▶ [TASK DESCRIPTION] What follows is a listing. Return every line of it exactly.

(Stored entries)
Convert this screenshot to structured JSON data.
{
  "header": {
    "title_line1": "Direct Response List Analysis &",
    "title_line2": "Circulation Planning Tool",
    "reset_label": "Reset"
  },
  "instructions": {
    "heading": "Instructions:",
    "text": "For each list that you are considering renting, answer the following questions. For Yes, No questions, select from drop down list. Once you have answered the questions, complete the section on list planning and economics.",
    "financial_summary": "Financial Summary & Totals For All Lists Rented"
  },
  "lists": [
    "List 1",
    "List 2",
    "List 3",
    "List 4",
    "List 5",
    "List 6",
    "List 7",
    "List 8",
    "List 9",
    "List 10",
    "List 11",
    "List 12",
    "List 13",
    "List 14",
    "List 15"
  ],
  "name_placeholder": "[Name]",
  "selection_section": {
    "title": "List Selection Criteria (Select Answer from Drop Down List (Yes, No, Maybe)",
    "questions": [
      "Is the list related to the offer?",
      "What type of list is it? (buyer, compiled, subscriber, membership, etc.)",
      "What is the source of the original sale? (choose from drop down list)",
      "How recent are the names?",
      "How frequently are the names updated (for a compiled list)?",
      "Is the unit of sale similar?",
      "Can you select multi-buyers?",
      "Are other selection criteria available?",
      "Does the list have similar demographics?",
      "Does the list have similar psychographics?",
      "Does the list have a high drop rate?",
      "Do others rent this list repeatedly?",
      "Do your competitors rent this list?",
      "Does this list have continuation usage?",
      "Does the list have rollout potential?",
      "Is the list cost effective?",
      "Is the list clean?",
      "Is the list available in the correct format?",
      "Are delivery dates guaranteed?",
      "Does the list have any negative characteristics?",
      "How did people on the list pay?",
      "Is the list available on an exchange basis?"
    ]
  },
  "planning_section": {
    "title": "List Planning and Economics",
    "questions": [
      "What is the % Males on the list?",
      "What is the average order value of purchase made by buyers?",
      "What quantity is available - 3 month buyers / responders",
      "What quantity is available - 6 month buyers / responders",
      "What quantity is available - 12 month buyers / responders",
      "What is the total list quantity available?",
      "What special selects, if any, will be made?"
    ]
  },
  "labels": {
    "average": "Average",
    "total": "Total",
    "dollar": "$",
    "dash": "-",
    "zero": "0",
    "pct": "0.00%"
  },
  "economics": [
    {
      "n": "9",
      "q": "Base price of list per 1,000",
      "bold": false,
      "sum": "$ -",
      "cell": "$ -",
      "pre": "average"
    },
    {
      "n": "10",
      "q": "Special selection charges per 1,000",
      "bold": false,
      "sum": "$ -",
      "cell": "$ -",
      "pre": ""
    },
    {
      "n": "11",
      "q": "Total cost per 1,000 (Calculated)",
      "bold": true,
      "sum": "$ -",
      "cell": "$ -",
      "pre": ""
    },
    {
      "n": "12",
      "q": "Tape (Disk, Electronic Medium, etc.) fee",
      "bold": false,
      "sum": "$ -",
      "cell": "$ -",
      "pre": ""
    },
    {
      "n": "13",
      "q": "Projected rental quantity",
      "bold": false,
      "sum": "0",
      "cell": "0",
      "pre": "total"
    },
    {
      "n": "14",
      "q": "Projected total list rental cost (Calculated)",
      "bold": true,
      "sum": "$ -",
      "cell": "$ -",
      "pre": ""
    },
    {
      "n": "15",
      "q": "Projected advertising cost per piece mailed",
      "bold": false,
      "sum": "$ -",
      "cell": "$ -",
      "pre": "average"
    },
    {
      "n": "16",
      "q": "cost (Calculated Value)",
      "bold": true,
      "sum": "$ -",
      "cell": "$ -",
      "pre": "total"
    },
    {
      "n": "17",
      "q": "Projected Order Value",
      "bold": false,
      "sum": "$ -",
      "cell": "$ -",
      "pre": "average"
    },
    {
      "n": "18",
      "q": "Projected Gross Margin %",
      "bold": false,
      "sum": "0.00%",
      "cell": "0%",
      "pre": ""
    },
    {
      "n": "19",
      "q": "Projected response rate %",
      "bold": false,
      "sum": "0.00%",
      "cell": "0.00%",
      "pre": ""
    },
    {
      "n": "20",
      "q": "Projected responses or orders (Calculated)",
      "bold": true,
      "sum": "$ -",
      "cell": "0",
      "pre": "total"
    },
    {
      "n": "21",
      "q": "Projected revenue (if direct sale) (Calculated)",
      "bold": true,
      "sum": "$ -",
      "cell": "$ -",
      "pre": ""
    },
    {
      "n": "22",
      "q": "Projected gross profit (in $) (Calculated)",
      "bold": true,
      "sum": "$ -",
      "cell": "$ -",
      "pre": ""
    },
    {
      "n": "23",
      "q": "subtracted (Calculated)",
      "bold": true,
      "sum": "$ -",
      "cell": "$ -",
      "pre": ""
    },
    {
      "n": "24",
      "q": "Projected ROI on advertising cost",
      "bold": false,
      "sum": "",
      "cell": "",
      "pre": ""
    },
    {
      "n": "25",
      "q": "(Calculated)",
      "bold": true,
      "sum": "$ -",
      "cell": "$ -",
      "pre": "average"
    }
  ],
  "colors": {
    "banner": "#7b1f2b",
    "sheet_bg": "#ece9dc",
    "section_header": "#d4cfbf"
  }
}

▶ [SOLUTION]
Convert this screenshot to structured JSON data.
{
  "header": {
    "title_line1": "Direct Response List Analysis &",
    "title_line2": "Circulation Planning Tool",
    "reset_label": "Reset"
  },
  "instructions": {
    "heading": "Instructions:",
    "text": "For each list that you are considering renting, answer the following questions. For Yes, No questions, select from drop down list. Once you have answered the questions, complete the section on list planning and economics.",
    "financial_summary": "Financial Summary & Totals For All Lists Rented"
  },
  "lists": [
    "List 1",
    "List 2",
    "List 3",
    "List 4",
    "List 5",
    "List 6",
    "List 7",
    "List 8",
    "List 9",
    "List 10",
    "List 11",
    "List 12",
    "List 13",
    "List 14",
    "List 15"
  ],
  "name_placeholder": "[Name]",
  "selection_section": {
    "title": "List Selection Criteria (Select Answer from Drop Down List (Yes, No, Maybe)",
    "questions": [
      "Is the list related to the offer?",
      "What type of list is it? (buyer, compiled, subscriber, membership, etc.)",
      "What is the source of the original sale? (choose from drop down list)",
      "How recent are the names?",
      "How frequently are the names updated (for a compiled list)?",
      "Is the unit of sale similar?",
      "Can you select multi-buyers?",
      "Are other selection criteria available?",
      "Does the list have similar demographics?",
      "Does the list have similar psychographics?",
      "Does the list have a high drop rate?",
      "Do others rent this list repeatedly?",
      "Do your competitors rent this list?",
      "Does this list have continuation usage?",
      "Does the list have rollout potential?",
      "Is the list cost effective?",
      "Is the list clean?",
      "Is the list available in the correct format?",
      "Are delivery dates guaranteed?",
      "Does the list have any negative characteristics?",
      "How did people on the list pay?",
      "Is the list available on an exchange basis?"
    ]
  },
  "planning_section": {
    "title": "List Planning and Economics",
    "questions": [
      "What is the % Males on the list?",
      "What is the average order value of purchase made by buyers?",
      "What quantity is available - 3 month buyers / responders",
      "What quantity is available - 6 month buyers / responders",
      "What quantity is available - 12 month buyers / responders",
      "What is the total list quantity available?",
      "What special selects, if any, will be made?"
    ]
  },
  "labels": {
    "average": "Average",
    "total": "Total",
    "dollar": "$",
    "dash": "-",
    "zero": "0",
    "pct": "0.00%"
  },
  "economics": [
    {
      "n": "9",
      "q": "Base price of list per 1,000",
      "bold": false,
      "sum": "$ -",
      "cell": "$ -",
      "pre": "average"
    },
    {
      "n": "10",
      "q": "Special selection charges per 1,000",
      "bold": false,
      "sum": "$ -",
      "cell": "$ -",
      "pre": ""
    },
    {
      "n": "11",
      "q": "Total cost per 1,000 (Calculated)",
      "bold": true,
      "sum": "$ -",
      "cell": "$ -",
      "pre": ""
    },
    {
      "n": "12",
      "q": "Tape (Disk, Electronic Medium, etc.) fee",
      "bold": false,
      "sum": "$ -",
      "cell": "$ -",
      "pre": ""
    },
    {
      "n": "13",
      "q": "Projected rental quantity",
      "bold": false,
      "sum": "0",
      "cell": "0",
      "pre": "total"
    },
    {
      "n": "14",
      "q": "Projected total list rental cost (Calculated)",
      "bold": true,
      "sum": "$ -",
      "cell": "$ -",
      "pre": ""
    },
    {
      "n": "15",
      "q": "Projected advertising cost per piece mailed",
      "bold": false,
      "sum": "$ -",
      "cell": "$ -",
      "pre": "average"
    },
    {
      "n": "16",
      "q": "cost (Calculated Value)",
      "bold": true,
      "sum": "$ -",
      "cell": "$ -",
      "pre": "total"
    },
    {
      "n": "17",
      "q": "Projected Order Value",
      "bold": false,
      "sum": "$ -",
      "cell": "$ -",
      "pre": "average"
    },
    {
      "n": "18",
      "q": "Projected Gross Margin %",
      "bold": false,
      "sum": "0.00%",
      "cell": "0%",
      "pre": ""
    },
    {
      "n": "19",
      "q": "Projected response rate %",
      "bold": false,
      "sum": "0.00%",
      "cell": "0.00%",
      "pre": ""
    },
    {
      "n": "20",
      "q": "Projected responses or orders (Calculated)",
      "bold": true,
      "sum": "$ -",
      "cell": "0",
      "pre": "total"
    },
    {
      "n": "21",
      "q": "Projected revenue (if direct sale) (Calculated)",
      "bold": true,
      "sum": "$ -",
      "cell": "$ -",
      "pre": ""
    },
    {
      "n": "22",
      "q": "Projected gross profit (in $) (Calculated)",
      "bold": true,
      "sum": "$ -",
      "cell": "$ -",
      "pre": ""
    },
    {
      "n": "23",
      "q": "subtracted (Calculated)",
      "bold": true,
      "sum": "$ -",
      "cell": "$ -",
      "pre": ""
    },
    {
      "n": "24",
      "q": "Projected ROI on advertising cost",
      "bold": false,
      "sum": "",
      "cell": "",
      "pre": ""
    },
    {
      "n": "25",
      "q": "(Calculated)",
      "bold": true,
      "sum": "$ -",
      "cell": "$ -",
      "pre": "average"
    }
  ],
  "colors": {
    "banner": "#7b1f2b",
    "sheet_bg": "#ece9dc",
    "section_header": "#d4cfbf"
  }
}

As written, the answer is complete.